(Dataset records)
----------
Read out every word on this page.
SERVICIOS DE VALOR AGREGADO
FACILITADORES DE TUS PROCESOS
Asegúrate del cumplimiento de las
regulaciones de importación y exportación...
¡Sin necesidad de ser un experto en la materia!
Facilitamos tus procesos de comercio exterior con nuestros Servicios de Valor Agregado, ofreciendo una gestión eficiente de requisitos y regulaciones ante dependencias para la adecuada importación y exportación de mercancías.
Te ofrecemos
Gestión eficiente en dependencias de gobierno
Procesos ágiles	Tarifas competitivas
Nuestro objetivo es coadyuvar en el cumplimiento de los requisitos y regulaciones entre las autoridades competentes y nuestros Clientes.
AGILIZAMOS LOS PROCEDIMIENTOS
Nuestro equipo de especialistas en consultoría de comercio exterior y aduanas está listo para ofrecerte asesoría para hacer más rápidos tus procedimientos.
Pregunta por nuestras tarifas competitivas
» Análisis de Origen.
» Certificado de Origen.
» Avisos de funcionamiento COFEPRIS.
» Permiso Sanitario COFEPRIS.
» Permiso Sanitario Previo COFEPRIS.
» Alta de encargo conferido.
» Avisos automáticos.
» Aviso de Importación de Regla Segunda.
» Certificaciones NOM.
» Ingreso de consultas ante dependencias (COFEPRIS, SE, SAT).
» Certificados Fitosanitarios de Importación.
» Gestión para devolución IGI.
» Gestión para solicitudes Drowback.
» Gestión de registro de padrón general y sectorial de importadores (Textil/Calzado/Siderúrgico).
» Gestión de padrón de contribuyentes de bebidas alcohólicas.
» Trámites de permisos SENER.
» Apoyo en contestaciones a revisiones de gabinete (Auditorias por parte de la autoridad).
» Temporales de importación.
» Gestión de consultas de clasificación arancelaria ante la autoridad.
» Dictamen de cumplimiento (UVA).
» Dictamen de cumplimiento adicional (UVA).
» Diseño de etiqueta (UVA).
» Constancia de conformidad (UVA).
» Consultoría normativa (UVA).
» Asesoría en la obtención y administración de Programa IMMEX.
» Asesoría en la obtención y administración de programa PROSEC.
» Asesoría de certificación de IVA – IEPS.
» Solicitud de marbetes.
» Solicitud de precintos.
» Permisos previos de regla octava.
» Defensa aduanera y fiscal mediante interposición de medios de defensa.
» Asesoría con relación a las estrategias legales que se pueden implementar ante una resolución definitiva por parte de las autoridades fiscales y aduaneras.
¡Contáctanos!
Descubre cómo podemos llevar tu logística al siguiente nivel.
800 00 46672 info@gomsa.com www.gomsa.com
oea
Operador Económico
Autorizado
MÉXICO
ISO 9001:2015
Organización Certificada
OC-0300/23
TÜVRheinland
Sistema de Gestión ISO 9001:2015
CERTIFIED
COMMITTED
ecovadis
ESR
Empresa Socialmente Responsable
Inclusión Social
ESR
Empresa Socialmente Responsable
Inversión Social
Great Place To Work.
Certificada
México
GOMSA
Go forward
----------
* _WRITTEN REQUEST_: Set all of the records down again, exactly as they stand.

* _TASK RESPONSE_:
Read out every word on this page.
SERVICIOS DE VALOR AGREGADO
FACILITADORES DE TUS PROCESOS
Asegúrate del cumplimiento de las
regulaciones de importación y exportación...
¡Sin necesidad de ser un experto en la materia!
Facilitamos tus procesos de comercio exterior con nuestros Servicios de Valor Agregado, ofreciendo una gestión eficiente de requisitos y regulaciones ante dependencias para la adecuada importación y exportación de mercancías.
Te ofrecemos
Gestión eficiente en dependencias de gobierno
Procesos ágiles	Tarifas competitivas
Nuestro objetivo es coadyuvar en el cumplimiento de los requisitos y regulaciones entre las autoridades competentes y nuestros Clientes.
AGILIZAMOS LOS PROCEDIMIENTOS
Nuestro equipo de especialistas en consultoría de comercio exterior y aduanas está listo para ofrecerte asesoría para hacer más rápidos tus procedimientos.
Pregunta por nuestras tarifas competitivas
» Análisis de Origen.
» Certificado de Origen.
» Avisos de funcionamiento COFEPRIS.
» Permiso Sanitario COFEPRIS.
» Permiso Sanitario Previo COFEPRIS.
» Alta de encargo conferido.
» Avisos automáticos.
» Aviso de Importación de Regla Segunda.
» Certificaciones NOM.
» Ingreso de consultas ante dependencias (COFEPRIS, SE, SAT).
» Certificados Fitosanitarios de Importación.
» Gestión para devolución IGI.
» Gestión para solicitudes Drowback.
» Gestión de registro de padrón general y sectorial de importadores (Textil/Calzado/Siderúrgico).
» Gestión de padrón de contribuyentes de bebidas alcohólicas.
» Trámites de permisos SENER.
» Apoyo en contestaciones a revisiones de gabinete (Auditorias por parte de la autoridad).
» Temporales de importación.
» Gestión de consultas de clasificación arancelaria ante la autoridad.
» Dictamen de cumplimiento (UVA).
» Dictamen de cumplimiento adicional (UVA).
» Diseño de etiqueta (UVA).
» Constancia de conformidad (UVA).
» Consultoría normativa (UVA).
» Asesoría en la obtención y administración de Programa IMMEX.
» Asesoría en la obtención y administración de programa PROSEC.
» Asesoría de certificación de IVA – IEPS.
» Solicitud de marbetes.
» Solicitud de precintos.
» Permisos previos de regla octava.
» Defensa aduanera y fiscal mediante interposición de medios de defensa.
» Asesoría con relación a las estrategias legales que se pueden implementar ante una resolución definitiva por parte de las autoridades fiscales y aduaneras.
¡Contáctanos!
Descubre cómo podemos llevar tu logística al siguiente nivel.
800 00 46672 info@gomsa.com www.gomsa.com
oea
Operador Económico
Autorizado
MÉXICO
ISO 9001:2015
Organización Certificada
OC-0300/23
TÜVRheinland
Sistema de Gestión ISO 9001:2015
CERTIFIED
COMMITTED
ecovadis
ESR
Empresa Socialmente Responsable
Inclusión Social
ESR
Empresa Socialmente Responsable
Inversión Social
Great Place To Work.
Certificada
México
GOMSA
Go forward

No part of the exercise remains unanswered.